■ **GOAL OF THE EXERCISE**: Copy each line below that contains "chinois".
** Start RECORDS TO PROCESS **
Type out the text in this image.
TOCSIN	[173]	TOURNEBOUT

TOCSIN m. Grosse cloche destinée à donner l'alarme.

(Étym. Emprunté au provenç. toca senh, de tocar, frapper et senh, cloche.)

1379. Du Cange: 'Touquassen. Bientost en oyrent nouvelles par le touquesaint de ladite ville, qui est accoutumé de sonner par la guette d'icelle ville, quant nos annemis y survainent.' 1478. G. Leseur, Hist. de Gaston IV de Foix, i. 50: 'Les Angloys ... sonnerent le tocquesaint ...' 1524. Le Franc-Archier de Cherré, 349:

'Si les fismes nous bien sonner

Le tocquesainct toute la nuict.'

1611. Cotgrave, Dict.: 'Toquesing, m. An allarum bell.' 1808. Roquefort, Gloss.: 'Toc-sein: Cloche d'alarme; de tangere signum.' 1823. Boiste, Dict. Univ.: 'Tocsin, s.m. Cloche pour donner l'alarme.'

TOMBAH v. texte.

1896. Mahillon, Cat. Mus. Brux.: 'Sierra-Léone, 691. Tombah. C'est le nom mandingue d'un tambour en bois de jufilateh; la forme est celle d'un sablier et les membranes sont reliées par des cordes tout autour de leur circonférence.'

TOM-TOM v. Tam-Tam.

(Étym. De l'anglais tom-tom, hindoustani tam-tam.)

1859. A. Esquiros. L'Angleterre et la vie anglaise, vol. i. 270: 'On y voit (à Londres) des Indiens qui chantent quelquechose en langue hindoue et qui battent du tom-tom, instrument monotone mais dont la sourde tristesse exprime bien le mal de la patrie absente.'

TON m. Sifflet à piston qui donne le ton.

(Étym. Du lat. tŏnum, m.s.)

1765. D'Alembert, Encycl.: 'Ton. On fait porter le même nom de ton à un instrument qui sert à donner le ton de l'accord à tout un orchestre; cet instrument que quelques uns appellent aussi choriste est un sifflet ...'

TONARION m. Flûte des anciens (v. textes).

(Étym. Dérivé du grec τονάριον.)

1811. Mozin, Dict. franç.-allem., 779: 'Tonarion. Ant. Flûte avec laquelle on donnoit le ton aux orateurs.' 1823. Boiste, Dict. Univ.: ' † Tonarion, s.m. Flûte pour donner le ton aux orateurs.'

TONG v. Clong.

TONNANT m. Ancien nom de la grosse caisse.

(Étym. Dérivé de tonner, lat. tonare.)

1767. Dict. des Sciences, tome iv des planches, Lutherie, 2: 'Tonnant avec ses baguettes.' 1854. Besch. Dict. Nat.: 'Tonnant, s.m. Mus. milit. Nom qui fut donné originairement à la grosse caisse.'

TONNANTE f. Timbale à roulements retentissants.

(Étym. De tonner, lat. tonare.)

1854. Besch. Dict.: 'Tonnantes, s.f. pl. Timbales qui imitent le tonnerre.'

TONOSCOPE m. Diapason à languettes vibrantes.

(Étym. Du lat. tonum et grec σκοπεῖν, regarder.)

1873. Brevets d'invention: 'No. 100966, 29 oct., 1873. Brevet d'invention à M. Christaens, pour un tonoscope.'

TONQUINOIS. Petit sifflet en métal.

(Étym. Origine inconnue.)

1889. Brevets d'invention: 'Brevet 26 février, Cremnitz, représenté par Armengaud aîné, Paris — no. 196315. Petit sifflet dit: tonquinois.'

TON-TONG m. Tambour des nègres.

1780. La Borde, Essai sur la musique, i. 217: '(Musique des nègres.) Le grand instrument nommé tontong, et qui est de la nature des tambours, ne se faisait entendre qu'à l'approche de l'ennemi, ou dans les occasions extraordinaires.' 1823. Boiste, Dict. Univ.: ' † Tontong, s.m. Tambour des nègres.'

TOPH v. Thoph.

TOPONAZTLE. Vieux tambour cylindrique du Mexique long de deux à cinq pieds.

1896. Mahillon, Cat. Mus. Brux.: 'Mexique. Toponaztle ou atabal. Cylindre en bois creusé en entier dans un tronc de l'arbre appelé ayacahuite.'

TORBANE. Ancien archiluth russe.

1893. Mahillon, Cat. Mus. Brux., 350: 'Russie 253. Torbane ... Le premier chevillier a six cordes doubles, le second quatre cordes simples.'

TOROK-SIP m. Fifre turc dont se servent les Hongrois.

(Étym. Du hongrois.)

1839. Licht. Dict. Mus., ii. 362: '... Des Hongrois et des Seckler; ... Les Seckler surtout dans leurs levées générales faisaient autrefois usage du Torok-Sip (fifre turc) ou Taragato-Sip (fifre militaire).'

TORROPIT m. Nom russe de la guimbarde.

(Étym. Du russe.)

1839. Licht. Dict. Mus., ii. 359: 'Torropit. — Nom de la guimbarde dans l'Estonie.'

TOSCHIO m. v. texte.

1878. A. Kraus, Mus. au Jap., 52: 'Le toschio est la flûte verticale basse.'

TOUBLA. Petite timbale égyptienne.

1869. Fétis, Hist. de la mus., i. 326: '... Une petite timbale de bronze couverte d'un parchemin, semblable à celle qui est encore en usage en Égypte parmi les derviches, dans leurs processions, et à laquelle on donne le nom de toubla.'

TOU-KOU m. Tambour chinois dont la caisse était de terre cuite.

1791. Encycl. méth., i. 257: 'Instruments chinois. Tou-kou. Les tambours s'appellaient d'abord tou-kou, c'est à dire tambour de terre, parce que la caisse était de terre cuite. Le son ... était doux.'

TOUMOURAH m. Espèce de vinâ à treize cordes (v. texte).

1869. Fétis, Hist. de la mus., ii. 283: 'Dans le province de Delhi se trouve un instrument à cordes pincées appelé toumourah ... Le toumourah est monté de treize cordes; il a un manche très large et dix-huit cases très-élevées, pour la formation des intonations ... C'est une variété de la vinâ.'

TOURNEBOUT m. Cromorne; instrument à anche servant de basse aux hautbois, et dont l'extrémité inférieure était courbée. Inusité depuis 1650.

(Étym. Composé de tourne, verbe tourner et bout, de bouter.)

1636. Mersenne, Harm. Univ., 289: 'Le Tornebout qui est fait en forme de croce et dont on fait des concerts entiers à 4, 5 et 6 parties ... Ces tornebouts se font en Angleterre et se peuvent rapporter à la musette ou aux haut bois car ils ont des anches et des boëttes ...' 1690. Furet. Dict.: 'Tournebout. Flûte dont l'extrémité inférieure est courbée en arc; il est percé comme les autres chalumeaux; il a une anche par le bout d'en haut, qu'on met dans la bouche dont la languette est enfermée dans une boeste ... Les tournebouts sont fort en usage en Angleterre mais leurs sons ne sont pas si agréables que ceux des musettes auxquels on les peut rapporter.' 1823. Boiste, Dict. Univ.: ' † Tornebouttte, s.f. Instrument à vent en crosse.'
** End RECORDS TO PROCESS **
■ **EXERCISE RESULT**:
TOU-KOU m. Tambour chinois dont la caisse était de terre cuite.
1791. Encycl. méth., i. 257: 'Instruments chinois. Tou-kou. Les tambours s'appellaient d'abord tou-kou, c'est à dire tambour de terre, parce que la caisse était de terre cuite. Le son ... était doux.'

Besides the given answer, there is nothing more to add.